Check every line below for the word "support" and give only the number of lines where it appears.

Provided material »
──────
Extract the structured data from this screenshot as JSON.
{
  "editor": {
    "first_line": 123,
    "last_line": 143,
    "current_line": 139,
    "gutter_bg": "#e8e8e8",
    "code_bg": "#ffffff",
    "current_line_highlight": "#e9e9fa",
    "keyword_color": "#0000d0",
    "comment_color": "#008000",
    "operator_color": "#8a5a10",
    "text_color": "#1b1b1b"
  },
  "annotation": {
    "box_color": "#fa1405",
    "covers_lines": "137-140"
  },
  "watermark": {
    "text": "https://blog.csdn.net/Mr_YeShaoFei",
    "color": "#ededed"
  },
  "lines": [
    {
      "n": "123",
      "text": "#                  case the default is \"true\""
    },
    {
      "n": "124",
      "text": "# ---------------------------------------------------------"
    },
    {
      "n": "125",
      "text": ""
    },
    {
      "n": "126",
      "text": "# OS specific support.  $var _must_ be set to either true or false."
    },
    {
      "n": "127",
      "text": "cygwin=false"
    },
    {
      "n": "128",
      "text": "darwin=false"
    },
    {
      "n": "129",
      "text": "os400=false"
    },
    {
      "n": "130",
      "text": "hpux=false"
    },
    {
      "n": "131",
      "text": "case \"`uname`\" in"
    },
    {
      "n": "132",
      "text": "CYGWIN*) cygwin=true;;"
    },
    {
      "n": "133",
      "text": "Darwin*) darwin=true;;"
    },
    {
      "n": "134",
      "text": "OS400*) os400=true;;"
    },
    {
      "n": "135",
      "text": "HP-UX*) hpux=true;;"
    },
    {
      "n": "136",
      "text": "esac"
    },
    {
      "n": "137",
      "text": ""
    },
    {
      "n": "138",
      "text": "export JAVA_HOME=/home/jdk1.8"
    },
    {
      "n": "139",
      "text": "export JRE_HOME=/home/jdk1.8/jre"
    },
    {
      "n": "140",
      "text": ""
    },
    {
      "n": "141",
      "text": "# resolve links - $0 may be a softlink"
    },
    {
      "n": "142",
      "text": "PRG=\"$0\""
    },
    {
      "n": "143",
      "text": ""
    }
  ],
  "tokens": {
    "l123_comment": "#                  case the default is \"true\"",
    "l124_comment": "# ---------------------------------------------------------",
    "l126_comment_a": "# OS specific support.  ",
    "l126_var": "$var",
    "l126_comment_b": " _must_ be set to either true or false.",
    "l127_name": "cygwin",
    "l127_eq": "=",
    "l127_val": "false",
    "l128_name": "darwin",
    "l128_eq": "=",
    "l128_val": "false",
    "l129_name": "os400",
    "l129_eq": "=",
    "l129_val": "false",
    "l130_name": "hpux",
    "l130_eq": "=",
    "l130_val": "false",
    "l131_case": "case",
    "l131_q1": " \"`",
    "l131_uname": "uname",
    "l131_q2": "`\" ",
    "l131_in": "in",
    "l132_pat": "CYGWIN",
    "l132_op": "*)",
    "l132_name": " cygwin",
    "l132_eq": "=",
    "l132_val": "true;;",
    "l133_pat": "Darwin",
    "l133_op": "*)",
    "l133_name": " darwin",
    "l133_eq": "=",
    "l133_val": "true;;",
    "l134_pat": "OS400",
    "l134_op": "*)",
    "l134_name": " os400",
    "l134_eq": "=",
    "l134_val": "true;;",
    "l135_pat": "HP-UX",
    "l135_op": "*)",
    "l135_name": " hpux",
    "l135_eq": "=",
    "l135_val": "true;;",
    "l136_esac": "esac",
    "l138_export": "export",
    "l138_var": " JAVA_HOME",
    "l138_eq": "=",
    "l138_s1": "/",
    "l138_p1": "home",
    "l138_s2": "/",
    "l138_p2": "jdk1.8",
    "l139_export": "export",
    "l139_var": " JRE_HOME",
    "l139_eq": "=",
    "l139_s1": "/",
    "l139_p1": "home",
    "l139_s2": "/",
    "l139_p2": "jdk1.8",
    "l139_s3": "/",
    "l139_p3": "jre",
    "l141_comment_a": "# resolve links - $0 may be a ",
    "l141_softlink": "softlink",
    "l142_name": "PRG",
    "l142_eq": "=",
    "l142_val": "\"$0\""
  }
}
──────
Solved exercise » 2